Exercise brief: Copy the records that follow exactly as written, but not their pictures.

****

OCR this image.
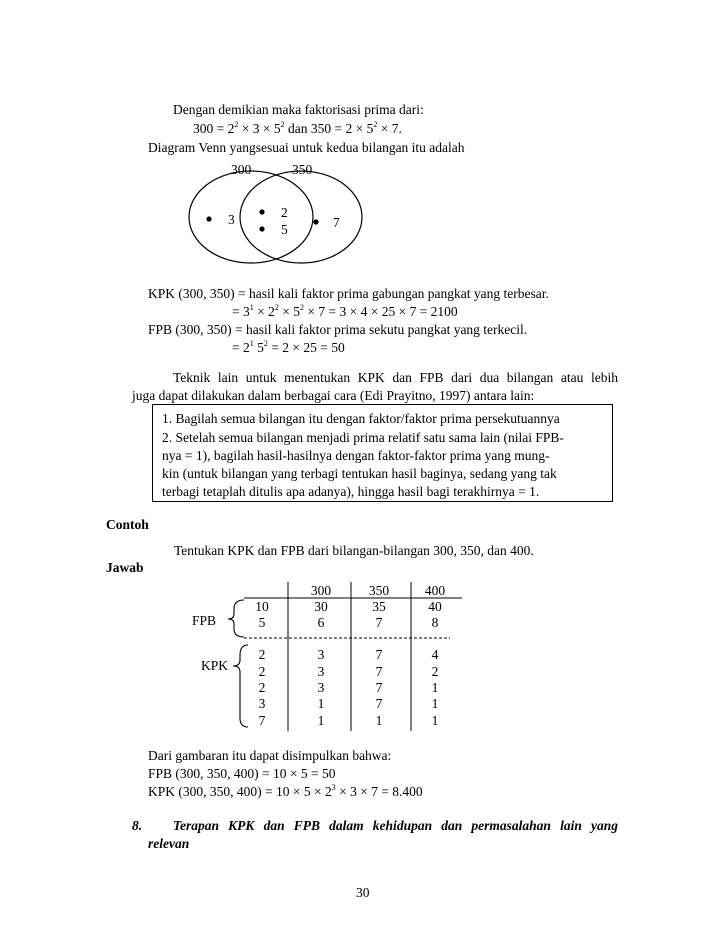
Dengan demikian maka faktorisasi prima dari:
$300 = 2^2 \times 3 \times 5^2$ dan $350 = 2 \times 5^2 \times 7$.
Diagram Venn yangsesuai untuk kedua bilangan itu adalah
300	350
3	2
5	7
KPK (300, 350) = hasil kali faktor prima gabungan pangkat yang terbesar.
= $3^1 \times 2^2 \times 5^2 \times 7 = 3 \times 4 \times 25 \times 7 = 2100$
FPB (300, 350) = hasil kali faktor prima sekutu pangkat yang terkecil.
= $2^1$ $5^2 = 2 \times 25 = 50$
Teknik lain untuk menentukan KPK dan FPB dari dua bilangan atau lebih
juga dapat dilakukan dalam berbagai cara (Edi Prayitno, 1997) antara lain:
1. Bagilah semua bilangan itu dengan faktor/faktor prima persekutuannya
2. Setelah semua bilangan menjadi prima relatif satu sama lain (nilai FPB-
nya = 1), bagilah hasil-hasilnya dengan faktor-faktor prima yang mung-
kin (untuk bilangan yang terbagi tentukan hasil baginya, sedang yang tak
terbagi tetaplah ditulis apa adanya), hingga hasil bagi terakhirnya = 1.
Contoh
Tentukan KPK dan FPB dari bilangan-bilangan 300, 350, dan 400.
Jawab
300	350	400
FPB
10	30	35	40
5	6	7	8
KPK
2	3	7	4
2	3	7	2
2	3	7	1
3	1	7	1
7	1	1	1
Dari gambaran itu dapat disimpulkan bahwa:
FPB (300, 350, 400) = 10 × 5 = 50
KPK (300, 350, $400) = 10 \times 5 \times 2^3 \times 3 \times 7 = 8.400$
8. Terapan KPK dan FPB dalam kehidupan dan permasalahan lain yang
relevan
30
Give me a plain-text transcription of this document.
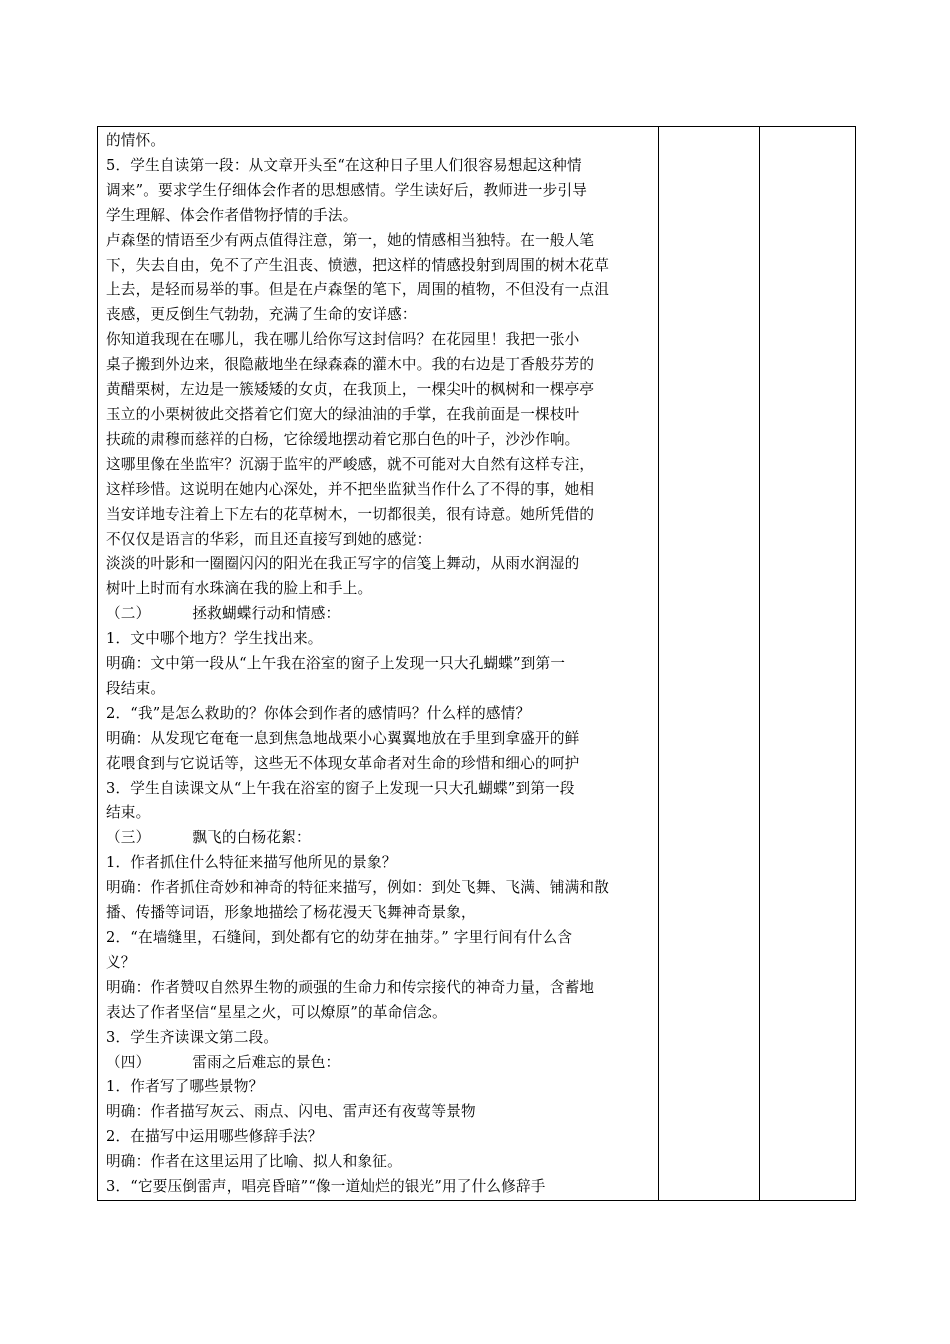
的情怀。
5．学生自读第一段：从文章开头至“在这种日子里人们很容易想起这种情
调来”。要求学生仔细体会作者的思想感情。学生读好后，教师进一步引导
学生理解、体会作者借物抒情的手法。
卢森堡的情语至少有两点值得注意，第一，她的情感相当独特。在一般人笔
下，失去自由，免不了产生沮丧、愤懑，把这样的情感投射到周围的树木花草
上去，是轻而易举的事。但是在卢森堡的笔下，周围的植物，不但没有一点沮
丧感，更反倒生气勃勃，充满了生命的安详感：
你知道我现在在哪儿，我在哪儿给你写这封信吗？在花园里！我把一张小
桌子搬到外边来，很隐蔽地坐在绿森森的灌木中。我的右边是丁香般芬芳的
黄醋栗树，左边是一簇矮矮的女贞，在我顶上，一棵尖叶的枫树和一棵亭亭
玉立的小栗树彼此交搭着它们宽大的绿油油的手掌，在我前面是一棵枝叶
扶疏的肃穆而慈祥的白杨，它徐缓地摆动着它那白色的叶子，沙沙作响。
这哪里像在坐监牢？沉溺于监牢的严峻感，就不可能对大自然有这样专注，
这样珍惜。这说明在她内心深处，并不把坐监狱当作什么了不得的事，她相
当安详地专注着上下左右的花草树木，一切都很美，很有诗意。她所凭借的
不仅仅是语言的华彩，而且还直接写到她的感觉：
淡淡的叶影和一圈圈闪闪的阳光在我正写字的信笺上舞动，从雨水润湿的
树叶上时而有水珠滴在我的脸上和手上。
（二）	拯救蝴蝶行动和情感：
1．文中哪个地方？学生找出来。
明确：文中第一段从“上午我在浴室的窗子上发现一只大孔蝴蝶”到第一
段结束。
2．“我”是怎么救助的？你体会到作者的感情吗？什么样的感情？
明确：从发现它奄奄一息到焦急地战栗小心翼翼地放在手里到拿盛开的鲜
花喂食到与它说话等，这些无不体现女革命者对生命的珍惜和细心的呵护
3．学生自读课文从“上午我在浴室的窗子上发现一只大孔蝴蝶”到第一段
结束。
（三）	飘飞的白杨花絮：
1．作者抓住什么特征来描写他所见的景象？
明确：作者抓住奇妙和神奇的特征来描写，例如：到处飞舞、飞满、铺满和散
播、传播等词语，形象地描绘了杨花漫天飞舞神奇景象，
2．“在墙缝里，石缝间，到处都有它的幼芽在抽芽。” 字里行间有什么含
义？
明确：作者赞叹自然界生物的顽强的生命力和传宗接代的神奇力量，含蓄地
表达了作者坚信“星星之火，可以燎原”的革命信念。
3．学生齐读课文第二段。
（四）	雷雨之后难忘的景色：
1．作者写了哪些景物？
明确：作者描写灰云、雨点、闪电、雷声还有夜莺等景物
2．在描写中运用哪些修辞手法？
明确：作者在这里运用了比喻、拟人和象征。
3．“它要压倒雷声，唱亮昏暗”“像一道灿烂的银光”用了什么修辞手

****

The solution:
OCR this image.
Dengan demikian maka faktorisasi prima dari:
$300 = 2^2 \times 3 \times 5^2$ dan $350 = 2 \times 5^2 \times 7$.
Diagram Venn yangsesuai untuk kedua bilangan itu adalah
300	350
3	2
5	7
KPK (300, 350) = hasil kali faktor prima gabungan pangkat yang terbesar.
= $3^1 \times 2^2 \times 5^2 \times 7 = 3 \times 4 \times 25 \times 7 = 2100$
FPB (300, 350) = hasil kali faktor prima sekutu pangkat yang terkecil.
= $2^1$ $5^2 = 2 \times 25 = 50$
Teknik lain untuk menentukan KPK dan FPB dari dua bilangan atau lebih
juga dapat dilakukan dalam berbagai cara (Edi Prayitno, 1997) antara lain:
1. Bagilah semua bilangan itu dengan faktor/faktor prima persekutuannya
2. Setelah semua bilangan menjadi prima relatif satu sama lain (nilai FPB-
nya = 1), bagilah hasil-hasilnya dengan faktor-faktor prima yang mung-
kin (untuk bilangan yang terbagi tentukan hasil baginya, sedang yang tak
terbagi tetaplah ditulis apa adanya), hingga hasil bagi terakhirnya = 1.
Contoh
Tentukan KPK dan FPB dari bilangan-bilangan 300, 350, dan 400.
Jawab
300	350	400
FPB
10	30	35	40
5	6	7	8
KPK
2	3	7	4
2	3	7	2
2	3	7	1
3	1	7	1
7	1	1	1
Dari gambaran itu dapat disimpulkan bahwa:
FPB (300, 350, 400) = 10 × 5 = 50
KPK (300, 350, $400) = 10 \times 5 \times 2^3 \times 3 \times 7 = 8.400$
8. Terapan KPK dan FPB dalam kehidupan dan permasalahan lain yang
relevan
30
Give me a plain-text transcription of this document.
的情怀。
5．学生自读第一段：从文章开头至“在这种日子里人们很容易想起这种情
调来”。要求学生仔细体会作者的思想感情。学生读好后，教师进一步引导
学生理解、体会作者借物抒情的手法。
卢森堡的情语至少有两点值得注意，第一，她的情感相当独特。在一般人笔
下，失去自由，免不了产生沮丧、愤懑，把这样的情感投射到周围的树木花草
上去，是轻而易举的事。但是在卢森堡的笔下，周围的植物，不但没有一点沮
丧感，更反倒生气勃勃，充满了生命的安详感：
你知道我现在在哪儿，我在哪儿给你写这封信吗？在花园里！我把一张小
桌子搬到外边来，很隐蔽地坐在绿森森的灌木中。我的右边是丁香般芬芳的
黄醋栗树，左边是一簇矮矮的女贞，在我顶上，一棵尖叶的枫树和一棵亭亭
玉立的小栗树彼此交搭着它们宽大的绿油油的手掌，在我前面是一棵枝叶
扶疏的肃穆而慈祥的白杨，它徐缓地摆动着它那白色的叶子，沙沙作响。
这哪里像在坐监牢？沉溺于监牢的严峻感，就不可能对大自然有这样专注，
这样珍惜。这说明在她内心深处，并不把坐监狱当作什么了不得的事，她相
当安详地专注着上下左右的花草树木，一切都很美，很有诗意。她所凭借的
不仅仅是语言的华彩，而且还直接写到她的感觉：
淡淡的叶影和一圈圈闪闪的阳光在我正写字的信笺上舞动，从雨水润湿的
树叶上时而有水珠滴在我的脸上和手上。
（二）	拯救蝴蝶行动和情感：
1．文中哪个地方？学生找出来。
明确：文中第一段从“上午我在浴室的窗子上发现一只大孔蝴蝶”到第一
段结束。
2．“我”是怎么救助的？你体会到作者的感情吗？什么样的感情？
明确：从发现它奄奄一息到焦急地战栗小心翼翼地放在手里到拿盛开的鲜
花喂食到与它说话等，这些无不体现女革命者对生命的珍惜和细心的呵护
3．学生自读课文从“上午我在浴室的窗子上发现一只大孔蝴蝶”到第一段
结束。
（三）	飘飞的白杨花絮：
1．作者抓住什么特征来描写他所见的景象？
明确：作者抓住奇妙和神奇的特征来描写，例如：到处飞舞、飞满、铺满和散
播、传播等词语，形象地描绘了杨花漫天飞舞神奇景象，
2．“在墙缝里，石缝间，到处都有它的幼芽在抽芽。” 字里行间有什么含
义？
明确：作者赞叹自然界生物的顽强的生命力和传宗接代的神奇力量，含蓄地
表达了作者坚信“星星之火，可以燎原”的革命信念。
3．学生齐读课文第二段。
（四）	雷雨之后难忘的景色：
1．作者写了哪些景物？
明确：作者描写灰云、雨点、闪电、雷声还有夜莺等景物
2．在描写中运用哪些修辞手法？
明确：作者在这里运用了比喻、拟人和象征。
3．“它要压倒雷声，唱亮昏暗”“像一道灿烂的银光”用了什么修辞手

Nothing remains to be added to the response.